::: Dataset content

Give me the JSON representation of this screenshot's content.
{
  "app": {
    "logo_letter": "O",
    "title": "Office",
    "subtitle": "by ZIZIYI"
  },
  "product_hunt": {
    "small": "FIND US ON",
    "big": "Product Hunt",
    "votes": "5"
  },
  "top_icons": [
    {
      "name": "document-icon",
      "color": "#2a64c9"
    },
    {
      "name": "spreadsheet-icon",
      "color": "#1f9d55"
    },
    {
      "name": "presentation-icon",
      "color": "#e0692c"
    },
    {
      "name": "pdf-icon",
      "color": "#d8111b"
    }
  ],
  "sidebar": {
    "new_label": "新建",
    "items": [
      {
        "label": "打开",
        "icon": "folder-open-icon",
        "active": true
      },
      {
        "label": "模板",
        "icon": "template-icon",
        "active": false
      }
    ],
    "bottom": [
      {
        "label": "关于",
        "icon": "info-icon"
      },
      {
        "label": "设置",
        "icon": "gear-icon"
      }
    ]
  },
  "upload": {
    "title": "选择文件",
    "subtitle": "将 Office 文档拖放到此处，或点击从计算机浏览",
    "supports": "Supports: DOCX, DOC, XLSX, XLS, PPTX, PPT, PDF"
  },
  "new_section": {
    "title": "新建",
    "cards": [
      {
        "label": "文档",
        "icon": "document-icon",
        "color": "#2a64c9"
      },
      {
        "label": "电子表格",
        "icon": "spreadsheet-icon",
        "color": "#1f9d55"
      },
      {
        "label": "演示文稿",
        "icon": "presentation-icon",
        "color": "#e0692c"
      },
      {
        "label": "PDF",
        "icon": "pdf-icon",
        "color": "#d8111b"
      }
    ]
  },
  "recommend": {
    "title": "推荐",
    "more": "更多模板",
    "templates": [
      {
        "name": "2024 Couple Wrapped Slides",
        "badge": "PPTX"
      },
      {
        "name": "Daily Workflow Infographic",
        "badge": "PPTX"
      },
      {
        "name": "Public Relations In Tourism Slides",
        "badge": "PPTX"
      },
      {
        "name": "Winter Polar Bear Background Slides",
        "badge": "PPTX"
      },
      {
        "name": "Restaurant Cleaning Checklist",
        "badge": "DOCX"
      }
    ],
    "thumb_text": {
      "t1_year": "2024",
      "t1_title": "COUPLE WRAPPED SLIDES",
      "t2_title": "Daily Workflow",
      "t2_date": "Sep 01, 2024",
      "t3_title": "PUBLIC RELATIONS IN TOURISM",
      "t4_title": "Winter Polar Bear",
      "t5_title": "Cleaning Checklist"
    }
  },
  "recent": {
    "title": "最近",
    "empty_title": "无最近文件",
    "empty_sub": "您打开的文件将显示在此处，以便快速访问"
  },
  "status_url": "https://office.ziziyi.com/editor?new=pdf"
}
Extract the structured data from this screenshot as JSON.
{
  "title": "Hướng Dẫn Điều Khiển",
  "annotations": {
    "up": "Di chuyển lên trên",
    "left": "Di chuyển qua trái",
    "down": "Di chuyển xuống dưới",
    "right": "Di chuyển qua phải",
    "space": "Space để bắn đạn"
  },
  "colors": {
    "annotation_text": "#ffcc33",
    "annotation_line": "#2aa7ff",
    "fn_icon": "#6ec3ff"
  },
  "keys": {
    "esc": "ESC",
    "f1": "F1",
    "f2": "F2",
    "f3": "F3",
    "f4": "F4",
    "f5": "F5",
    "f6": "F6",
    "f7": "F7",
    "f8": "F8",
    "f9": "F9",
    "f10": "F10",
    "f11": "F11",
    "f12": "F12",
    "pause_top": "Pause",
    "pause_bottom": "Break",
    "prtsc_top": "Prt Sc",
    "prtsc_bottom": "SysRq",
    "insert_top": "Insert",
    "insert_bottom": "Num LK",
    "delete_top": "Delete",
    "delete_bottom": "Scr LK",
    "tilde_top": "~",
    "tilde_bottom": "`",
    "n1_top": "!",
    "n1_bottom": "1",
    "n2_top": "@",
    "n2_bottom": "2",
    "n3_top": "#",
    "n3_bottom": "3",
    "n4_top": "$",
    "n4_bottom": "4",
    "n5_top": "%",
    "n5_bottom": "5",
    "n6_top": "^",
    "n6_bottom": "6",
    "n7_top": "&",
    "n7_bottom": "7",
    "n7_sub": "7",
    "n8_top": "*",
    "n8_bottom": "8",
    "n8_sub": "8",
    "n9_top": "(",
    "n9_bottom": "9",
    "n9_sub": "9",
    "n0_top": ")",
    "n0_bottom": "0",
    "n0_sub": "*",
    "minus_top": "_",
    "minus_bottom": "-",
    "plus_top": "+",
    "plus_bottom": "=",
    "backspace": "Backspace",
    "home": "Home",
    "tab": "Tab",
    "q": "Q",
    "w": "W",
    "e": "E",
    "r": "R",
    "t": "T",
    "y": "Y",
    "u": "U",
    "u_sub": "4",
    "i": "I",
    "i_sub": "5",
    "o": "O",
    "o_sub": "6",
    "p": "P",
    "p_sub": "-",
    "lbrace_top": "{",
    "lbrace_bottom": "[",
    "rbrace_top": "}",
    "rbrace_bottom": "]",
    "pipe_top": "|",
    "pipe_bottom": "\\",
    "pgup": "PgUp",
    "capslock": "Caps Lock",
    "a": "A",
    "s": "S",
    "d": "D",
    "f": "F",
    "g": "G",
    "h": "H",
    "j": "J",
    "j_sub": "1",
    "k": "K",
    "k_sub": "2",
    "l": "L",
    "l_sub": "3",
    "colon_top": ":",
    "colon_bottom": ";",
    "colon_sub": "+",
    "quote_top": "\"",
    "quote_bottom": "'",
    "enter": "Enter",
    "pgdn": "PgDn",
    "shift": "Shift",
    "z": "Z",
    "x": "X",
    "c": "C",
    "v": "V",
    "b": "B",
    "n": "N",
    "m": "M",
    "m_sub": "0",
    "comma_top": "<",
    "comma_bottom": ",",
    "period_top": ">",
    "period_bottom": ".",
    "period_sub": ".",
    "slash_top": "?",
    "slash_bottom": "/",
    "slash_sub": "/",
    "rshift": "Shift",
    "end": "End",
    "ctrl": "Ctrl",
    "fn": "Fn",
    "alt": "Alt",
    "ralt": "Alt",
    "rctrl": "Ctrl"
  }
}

::::::

Written instruction -
Retype the records above exactly.

Problem solution -
Give me the JSON representation of this screenshot's content.
{
  "app": {
    "logo_letter": "O",
    "title": "Office",
    "subtitle": "by ZIZIYI"
  },
  "product_hunt": {
    "small": "FIND US ON",
    "big": "Product Hunt",
    "votes": "5"
  },
  "top_icons": [
    {
      "name": "document-icon",
      "color": "#2a64c9"
    },
    {
      "name": "spreadsheet-icon",
      "color": "#1f9d55"
    },
    {
      "name": "presentation-icon",
      "color": "#e0692c"
    },
    {
      "name": "pdf-icon",
      "color": "#d8111b"
    }
  ],
  "sidebar": {
    "new_label": "新建",
    "items": [
      {
        "label": "打开",
        "icon": "folder-open-icon",
        "active": true
      },
      {
        "label": "模板",
        "icon": "template-icon",
        "active": false
      }
    ],
    "bottom": [
      {
        "label": "关于",
        "icon": "info-icon"
      },
      {
        "label": "设置",
        "icon": "gear-icon"
      }
    ]
  },
  "upload": {
    "title": "选择文件",
    "subtitle": "将 Office 文档拖放到此处，或点击从计算机浏览",
    "supports": "Supports: DOCX, DOC, XLSX, XLS, PPTX, PPT, PDF"
  },
  "new_section": {
    "title": "新建",
    "cards": [
      {
        "label": "文档",
        "icon": "document-icon",
        "color": "#2a64c9"
      },
      {
        "label": "电子表格",
        "icon": "spreadsheet-icon",
        "color": "#1f9d55"
      },
      {
        "label": "演示文稿",
        "icon": "presentation-icon",
        "color": "#e0692c"
      },
      {
        "label": "PDF",
        "icon": "pdf-icon",
        "color": "#d8111b"
      }
    ]
  },
  "recommend": {
    "title": "推荐",
    "more": "更多模板",
    "templates": [
      {
        "name": "2024 Couple Wrapped Slides",
        "badge": "PPTX"
      },
      {
        "name": "Daily Workflow Infographic",
        "badge": "PPTX"
      },
      {
        "name": "Public Relations In Tourism Slides",
        "badge": "PPTX"
      },
      {
        "name": "Winter Polar Bear Background Slides",
        "badge": "PPTX"
      },
      {
        "name": "Restaurant Cleaning Checklist",
        "badge": "DOCX"
      }
    ],
    "thumb_text": {
      "t1_year": "2024",
      "t1_title": "COUPLE WRAPPED SLIDES",
      "t2_title": "Daily Workflow",
      "t2_date": "Sep 01, 2024",
      "t3_title": "PUBLIC RELATIONS IN TOURISM",
      "t4_title": "Winter Polar Bear",
      "t5_title": "Cleaning Checklist"
    }
  },
  "recent": {
    "title": "最近",
    "empty_title": "无最近文件",
    "empty_sub": "您打开的文件将显示在此处，以便快速访问"
  },
  "status_url": "https://office.ziziyi.com/editor?new=pdf"
}
Extract the structured data from this screenshot as JSON.
{
  "title": "Hướng Dẫn Điều Khiển",
  "annotations": {
    "up": "Di chuyển lên trên",
    "left": "Di chuyển qua trái",
    "down": "Di chuyển xuống dưới",
    "right": "Di chuyển qua phải",
    "space": "Space để bắn đạn"
  },
  "colors": {
    "annotation_text": "#ffcc33",
    "annotation_line": "#2aa7ff",
    "fn_icon": "#6ec3ff"
  },
  "keys": {
    "esc": "ESC",
    "f1": "F1",
    "f2": "F2",
    "f3": "F3",
    "f4": "F4",
    "f5": "F5",
    "f6": "F6",
    "f7": "F7",
    "f8": "F8",
    "f9": "F9",
    "f10": "F10",
    "f11": "F11",
    "f12": "F12",
    "pause_top": "Pause",
    "pause_bottom": "Break",
    "prtsc_top": "Prt Sc",
    "prtsc_bottom": "SysRq",
    "insert_top": "Insert",
    "insert_bottom": "Num LK",
    "delete_top": "Delete",
    "delete_bottom": "Scr LK",
    "tilde_top": "~",
    "tilde_bottom": "`",
    "n1_top": "!",
    "n1_bottom": "1",
    "n2_top": "@",
    "n2_bottom": "2",
    "n3_top": "#",
    "n3_bottom": "3",
    "n4_top": "$",
    "n4_bottom": "4",
    "n5_top": "%",
    "n5_bottom": "5",
    "n6_top": "^",
    "n6_bottom": "6",
    "n7_top": "&",
    "n7_bottom": "7",
    "n7_sub": "7",
    "n8_top": "*",
    "n8_bottom": "8",
    "n8_sub": "8",
    "n9_top": "(",
    "n9_bottom": "9",
    "n9_sub": "9",
    "n0_top": ")",
    "n0_bottom": "0",
    "n0_sub": "*",
    "minus_top": "_",
    "minus_bottom": "-",
    "plus_top": "+",
    "plus_bottom": "=",
    "backspace": "Backspace",
    "home": "Home",
    "tab": "Tab",
    "q": "Q",
    "w": "W",
    "e": "E",
    "r": "R",
    "t": "T",
    "y": "Y",
    "u": "U",
    "u_sub": "4",
    "i": "I",
    "i_sub": "5",
    "o": "O",
    "o_sub": "6",
    "p": "P",
    "p_sub": "-",
    "lbrace_top": "{",
    "lbrace_bottom": "[",
    "rbrace_top": "}",
    "rbrace_bottom": "]",
    "pipe_top": "|",
    "pipe_bottom": "\\",
    "pgup": "PgUp",
    "capslock": "Caps Lock",
    "a": "A",
    "s": "S",
    "d": "D",
    "f": "F",
    "g": "G",
    "h": "H",
    "j": "J",
    "j_sub": "1",
    "k": "K",
    "k_sub": "2",
    "l": "L",
    "l_sub": "3",
    "colon_top": ":",
    "colon_bottom": ";",
    "colon_sub": "+",
    "quote_top": "\"",
    "quote_bottom": "'",
    "enter": "Enter",
    "pgdn": "PgDn",
    "shift": "Shift",
    "z": "Z",
    "x": "X",
    "c": "C",
    "v": "V",
    "b": "B",
    "n": "N",
    "m": "M",
    "m_sub": "0",
    "comma_top": "<",
    "comma_bottom": ",",
    "period_top": ">",
    "period_bottom": ".",
    "period_sub": ".",
    "slash_top": "?",
    "slash_bottom": "/",
    "slash_sub": "/",
    "rshift": "Shift",
    "end": "End",
    "ctrl": "Ctrl",
    "fn": "Fn",
    "alt": "Alt",
    "ralt": "Alt",
    "rctrl": "Ctrl"
  }
}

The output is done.